**Records from a data collection**.
___

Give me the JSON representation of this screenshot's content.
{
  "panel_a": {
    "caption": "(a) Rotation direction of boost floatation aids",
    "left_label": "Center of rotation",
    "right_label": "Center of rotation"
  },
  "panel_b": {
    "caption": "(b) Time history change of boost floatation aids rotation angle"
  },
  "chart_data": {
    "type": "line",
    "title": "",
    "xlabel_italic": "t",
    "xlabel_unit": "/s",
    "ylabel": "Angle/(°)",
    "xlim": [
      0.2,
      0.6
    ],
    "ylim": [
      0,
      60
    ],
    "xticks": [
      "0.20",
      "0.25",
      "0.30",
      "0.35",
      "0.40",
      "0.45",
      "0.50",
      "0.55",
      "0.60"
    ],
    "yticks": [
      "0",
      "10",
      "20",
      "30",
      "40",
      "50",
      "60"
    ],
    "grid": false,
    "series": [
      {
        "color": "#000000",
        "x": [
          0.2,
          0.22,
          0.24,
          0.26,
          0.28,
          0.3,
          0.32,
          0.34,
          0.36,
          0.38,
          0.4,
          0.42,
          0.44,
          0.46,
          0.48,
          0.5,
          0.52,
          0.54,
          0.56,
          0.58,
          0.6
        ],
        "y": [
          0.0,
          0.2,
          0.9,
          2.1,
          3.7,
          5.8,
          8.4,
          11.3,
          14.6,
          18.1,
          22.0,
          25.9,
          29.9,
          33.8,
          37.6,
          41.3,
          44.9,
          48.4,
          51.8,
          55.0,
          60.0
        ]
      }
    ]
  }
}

___

The records above must be repeated exactly, every one of them.

**Task answer**.
Give me the JSON representation of this screenshot's content.
{
  "panel_a": {
    "caption": "(a) Rotation direction of boost floatation aids",
    "left_label": "Center of rotation",
    "right_label": "Center of rotation"
  },
  "panel_b": {
    "caption": "(b) Time history change of boost floatation aids rotation angle"
  },
  "chart_data": {
    "type": "line",
    "title": "",
    "xlabel_italic": "t",
    "xlabel_unit": "/s",
    "ylabel": "Angle/(°)",
    "xlim": [
      0.2,
      0.6
    ],
    "ylim": [
      0,
      60
    ],
    "xticks": [
      "0.20",
      "0.25",
      "0.30",
      "0.35",
      "0.40",
      "0.45",
      "0.50",
      "0.55",
      "0.60"
    ],
    "yticks": [
      "0",
      "10",
      "20",
      "30",
      "40",
      "50",
      "60"
    ],
    "grid": false,
    "series": [
      {
        "color": "#000000",
        "x": [
          0.2,
          0.22,
          0.24,
          0.26,
          0.28,
          0.3,
          0.32,
          0.34,
          0.36,
          0.38,
          0.4,
          0.42,
          0.44,
          0.46,
          0.48,
          0.5,
          0.52,
          0.54,
          0.56,
          0.58,
          0.6
        ],
        "y": [
          0.0,
          0.2,
          0.9,
          2.1,
          3.7,
          5.8,
          8.4,
          11.3,
          14.6,
          18.1,
          22.0,
          25.9,
          29.9,
          33.8,
          37.6,
          41.3,
          44.9,
          48.4,
          51.8,
          55.0,
          60.0
        ]
      }
    ]
  }
}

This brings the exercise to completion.